→ **Exercise prompt**:
Pictures stay out of your copy, but everything else in the records below must be repeated exactly.

→ **Dataset**:

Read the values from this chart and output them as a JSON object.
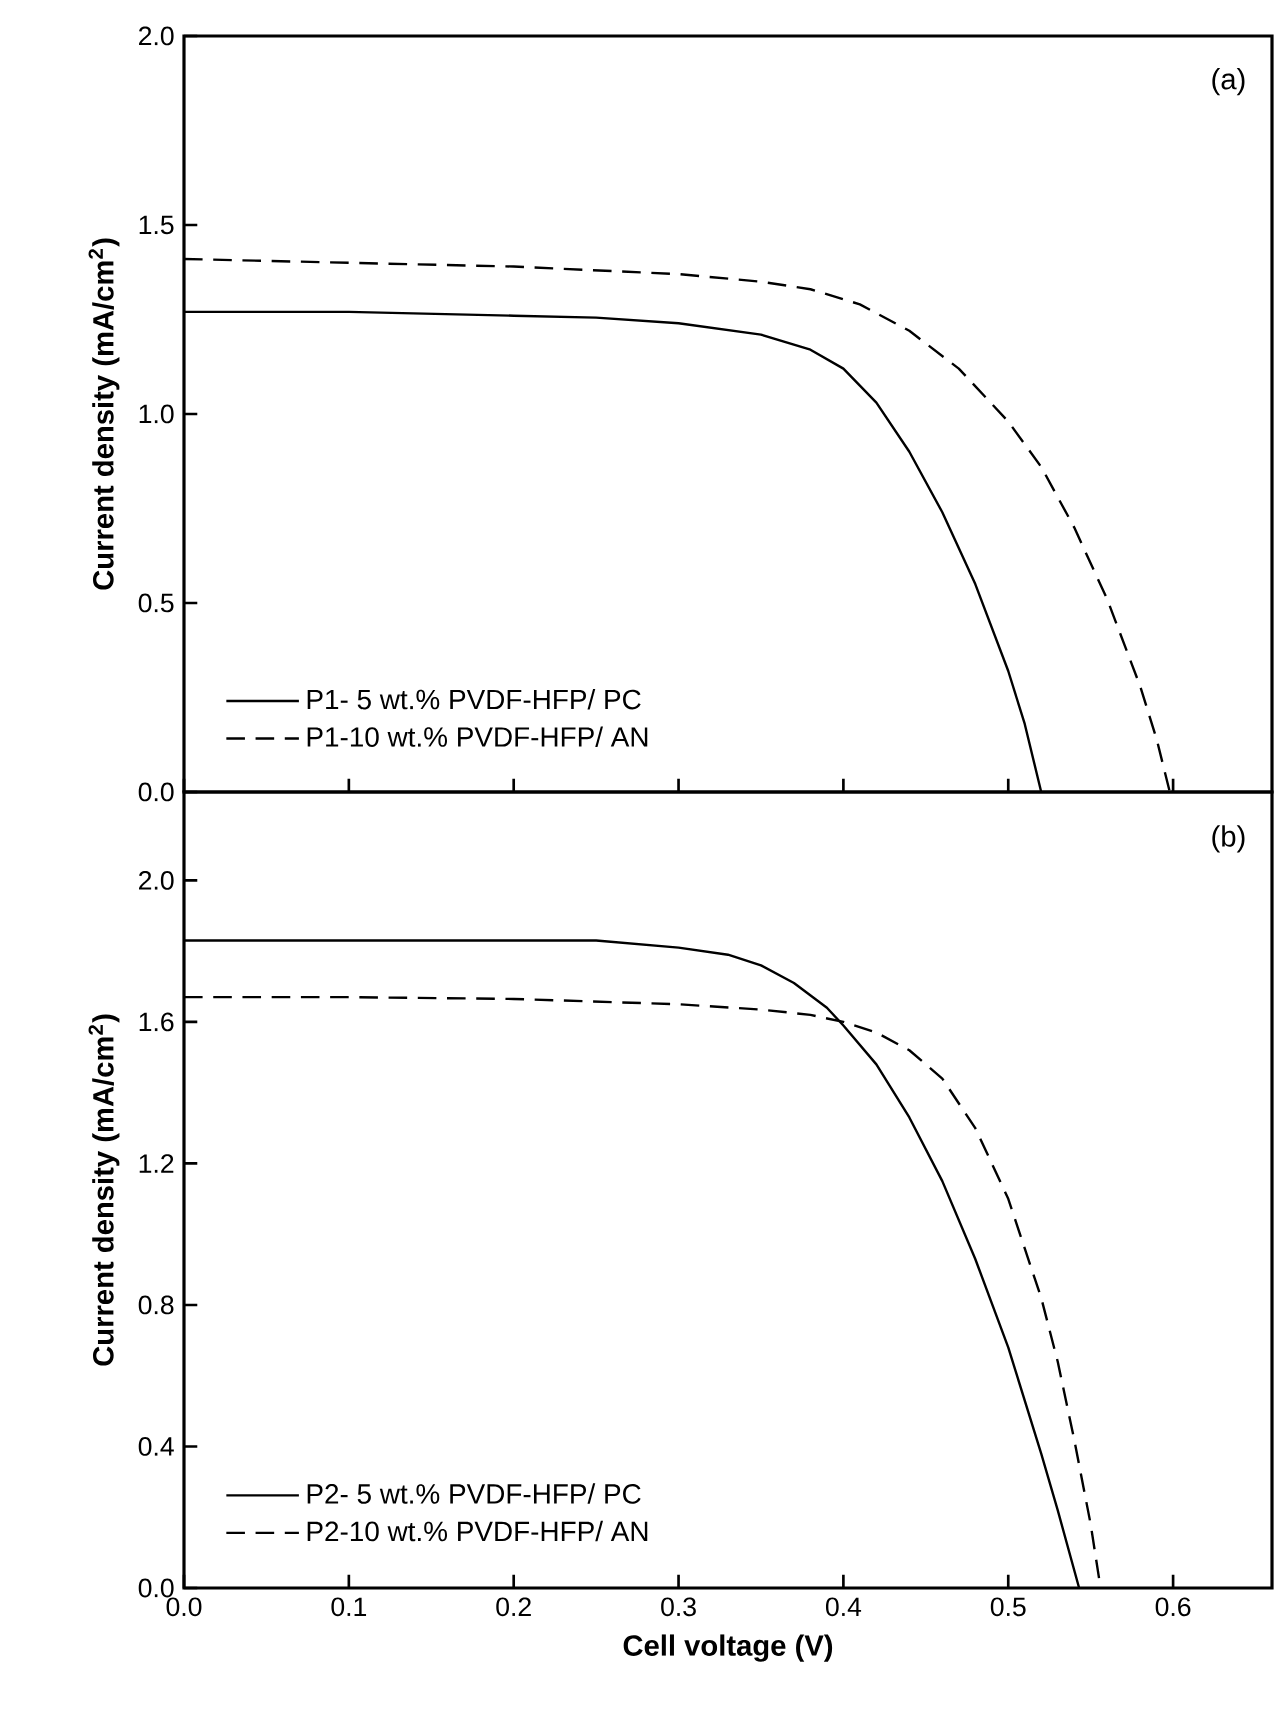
{
  "chart_data": [
    {
      "type": "line",
      "ylabel": "Current density (mA/cm$^{2}$)",
      "annotations": [
        "(a)"
      ],
      "xlim": [
        0,
        0.66
      ],
      "ylim": [
        0,
        2.0
      ],
      "xticks": [
        {
          "value": 0,
          "label": null
        },
        {
          "value": 0.1,
          "label": null
        },
        {
          "value": 0.2,
          "label": null
        },
        {
          "value": 0.3,
          "label": null
        },
        {
          "value": 0.4,
          "label": null
        },
        {
          "value": 0.5,
          "label": null
        },
        {
          "value": 0.6,
          "label": null
        }
      ],
      "yticks": [
        {
          "value": 0,
          "label": "0.0"
        },
        {
          "value": 0.5,
          "label": "0.5"
        },
        {
          "value": 1.0,
          "label": "1.0"
        },
        {
          "value": 1.5,
          "label": "1.5"
        },
        {
          "value": 2.0,
          "label": "2.0"
        }
      ],
      "tick_labels": "y",
      "legend": "bottom left",
      "grid": false,
      "marker": "none",
      "series": [
        {
          "name": "P1-  5 wt.% PVDF-HFP/ PC",
          "color": "#000000",
          "line_style": "solid",
          "x": [
            0,
            0.1,
            0.2,
            0.25,
            0.3,
            0.35,
            0.38,
            0.4,
            0.42,
            0.44,
            0.46,
            0.48,
            0.5,
            0.51,
            0.52
          ],
          "values": [
            1.27,
            1.27,
            1.26,
            1.255,
            1.24,
            1.21,
            1.17,
            1.12,
            1.03,
            0.9,
            0.74,
            0.55,
            0.32,
            0.18,
            0.0
          ]
        },
        {
          "name": "P1-10 wt.% PVDF-HFP/ AN",
          "color": "#000000",
          "line_style": "dashed",
          "x": [
            0,
            0.1,
            0.2,
            0.3,
            0.35,
            0.38,
            0.41,
            0.44,
            0.47,
            0.5,
            0.52,
            0.54,
            0.56,
            0.58,
            0.59,
            0.598
          ],
          "values": [
            1.41,
            1.4,
            1.39,
            1.37,
            1.35,
            1.33,
            1.29,
            1.22,
            1.12,
            0.98,
            0.86,
            0.7,
            0.51,
            0.28,
            0.14,
            0.0
          ]
        }
      ]
    },
    {
      "type": "line",
      "xlabel": "Cell voltage (V)",
      "ylabel": "Current density (mA/cm$^{2}$)",
      "annotations": [
        "(b)"
      ],
      "xlim": [
        0,
        0.66
      ],
      "ylim": [
        0,
        2.25
      ],
      "xticks": [
        {
          "value": 0,
          "label": "0.0"
        },
        {
          "value": 0.1,
          "label": "0.1"
        },
        {
          "value": 0.2,
          "label": "0.2"
        },
        {
          "value": 0.3,
          "label": "0.3"
        },
        {
          "value": 0.4,
          "label": "0.4"
        },
        {
          "value": 0.5,
          "label": "0.5"
        },
        {
          "value": 0.6,
          "label": "0.6"
        }
      ],
      "yticks": [
        {
          "value": 0,
          "label": "0.0"
        },
        {
          "value": 0.4,
          "label": "0.4"
        },
        {
          "value": 0.8,
          "label": "0.8"
        },
        {
          "value": 1.2,
          "label": "1.2"
        },
        {
          "value": 1.6,
          "label": "1.6"
        },
        {
          "value": 2.0,
          "label": "2.0"
        }
      ],
      "legend": "bottom left",
      "grid": false,
      "marker": "none",
      "series": [
        {
          "name": "P2-  5 wt.% PVDF-HFP/ PC",
          "color": "#000000",
          "line_style": "solid",
          "x": [
            0,
            0.1,
            0.2,
            0.25,
            0.3,
            0.33,
            0.35,
            0.37,
            0.39,
            0.4,
            0.42,
            0.44,
            0.46,
            0.48,
            0.5,
            0.52,
            0.53,
            0.543
          ],
          "values": [
            1.83,
            1.83,
            1.83,
            1.83,
            1.81,
            1.79,
            1.76,
            1.71,
            1.64,
            1.59,
            1.48,
            1.33,
            1.15,
            0.93,
            0.68,
            0.38,
            0.22,
            0.0
          ]
        },
        {
          "name": "P2-10 wt.% PVDF-HFP/ AN",
          "color": "#000000",
          "line_style": "dashed",
          "x": [
            0,
            0.1,
            0.2,
            0.3,
            0.35,
            0.38,
            0.4,
            0.42,
            0.44,
            0.46,
            0.48,
            0.5,
            0.52,
            0.53,
            0.54,
            0.55,
            0.556
          ],
          "values": [
            1.67,
            1.67,
            1.665,
            1.65,
            1.635,
            1.62,
            1.6,
            1.57,
            1.52,
            1.44,
            1.3,
            1.1,
            0.82,
            0.64,
            0.42,
            0.18,
            0.0
          ]
        }
      ]
    }
  ]
}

→ **Written response**:
Read the values from this chart and output them as a JSON object.
{
  "chart_data": [
    {
      "type": "line",
      "ylabel": "Current density (mA/cm$^{2}$)",
      "annotations": [
        "(a)"
      ],
      "xlim": [
        0,
        0.66
      ],
      "ylim": [
        0,
        2.0
      ],
      "xticks": [
        {
          "value": 0,
          "label": null
        },
        {
          "value": 0.1,
          "label": null
        },
        {
          "value": 0.2,
          "label": null
        },
        {
          "value": 0.3,
          "label": null
        },
        {
          "value": 0.4,
          "label": null
        },
        {
          "value": 0.5,
          "label": null
        },
        {
          "value": 0.6,
          "label": null
        }
      ],
      "yticks": [
        {
          "value": 0,
          "label": "0.0"
        },
        {
          "value": 0.5,
          "label": "0.5"
        },
        {
          "value": 1.0,
          "label": "1.0"
        },
        {
          "value": 1.5,
          "label": "1.5"
        },
        {
          "value": 2.0,
          "label": "2.0"
        }
      ],
      "tick_labels": "y",
      "legend": "bottom left",
      "grid": false,
      "marker": "none",
      "series": [
        {
          "name": "P1-  5 wt.% PVDF-HFP/ PC",
          "color": "#000000",
          "line_style": "solid",
          "x": [
            0,
            0.1,
            0.2,
            0.25,
            0.3,
            0.35,
            0.38,
            0.4,
            0.42,
            0.44,
            0.46,
            0.48,
            0.5,
            0.51,
            0.52
          ],
          "values": [
            1.27,
            1.27,
            1.26,
            1.255,
            1.24,
            1.21,
            1.17,
            1.12,
            1.03,
            0.9,
            0.74,
            0.55,
            0.32,
            0.18,
            0.0
          ]
        },
        {
          "name": "P1-10 wt.% PVDF-HFP/ AN",
          "color": "#000000",
          "line_style": "dashed",
          "x": [
            0,
            0.1,
            0.2,
            0.3,
            0.35,
            0.38,
            0.41,
            0.44,
            0.47,
            0.5,
            0.52,
            0.54,
            0.56,
            0.58,
            0.59,
            0.598
          ],
          "values": [
            1.41,
            1.4,
            1.39,
            1.37,
            1.35,
            1.33,
            1.29,
            1.22,
            1.12,
            0.98,
            0.86,
            0.7,
            0.51,
            0.28,
            0.14,
            0.0
          ]
        }
      ]
    },
    {
      "type": "line",
      "xlabel": "Cell voltage (V)",
      "ylabel": "Current density (mA/cm$^{2}$)",
      "annotations": [
        "(b)"
      ],
      "xlim": [
        0,
        0.66
      ],
      "ylim": [
        0,
        2.25
      ],
      "xticks": [
        {
          "value": 0,
          "label": "0.0"
        },
        {
          "value": 0.1,
          "label": "0.1"
        },
        {
          "value": 0.2,
          "label": "0.2"
        },
        {
          "value": 0.3,
          "label": "0.3"
        },
        {
          "value": 0.4,
          "label": "0.4"
        },
        {
          "value": 0.5,
          "label": "0.5"
        },
        {
          "value": 0.6,
          "label": "0.6"
        }
      ],
      "yticks": [
        {
          "value": 0,
          "label": "0.0"
        },
        {
          "value": 0.4,
          "label": "0.4"
        },
        {
          "value": 0.8,
          "label": "0.8"
        },
        {
          "value": 1.2,
          "label": "1.2"
        },
        {
          "value": 1.6,
          "label": "1.6"
        },
        {
          "value": 2.0,
          "label": "2.0"
        }
      ],
      "legend": "bottom left",
      "grid": false,
      "marker": "none",
      "series": [
        {
          "name": "P2-  5 wt.% PVDF-HFP/ PC",
          "color": "#000000",
          "line_style": "solid",
          "x": [
            0,
            0.1,
            0.2,
            0.25,
            0.3,
            0.33,
            0.35,
            0.37,
            0.39,
            0.4,
            0.42,
            0.44,
            0.46,
            0.48,
            0.5,
            0.52,
            0.53,
            0.543
          ],
          "values": [
            1.83,
            1.83,
            1.83,
            1.83,
            1.81,
            1.79,
            1.76,
            1.71,
            1.64,
            1.59,
            1.48,
            1.33,
            1.15,
            0.93,
            0.68,
            0.38,
            0.22,
            0.0
          ]
        },
        {
          "name": "P2-10 wt.% PVDF-HFP/ AN",
          "color": "#000000",
          "line_style": "dashed",
          "x": [
            0,
            0.1,
            0.2,
            0.3,
            0.35,
            0.38,
            0.4,
            0.42,
            0.44,
            0.46,
            0.48,
            0.5,
            0.52,
            0.53,
            0.54,
            0.55,
            0.556
          ],
          "values": [
            1.67,
            1.67,
            1.665,
            1.65,
            1.635,
            1.62,
            1.6,
            1.57,
            1.52,
            1.44,
            1.3,
            1.1,
            0.82,
            0.64,
            0.42,
            0.18,
            0.0
          ]
        }
      ]
    }
  ]
}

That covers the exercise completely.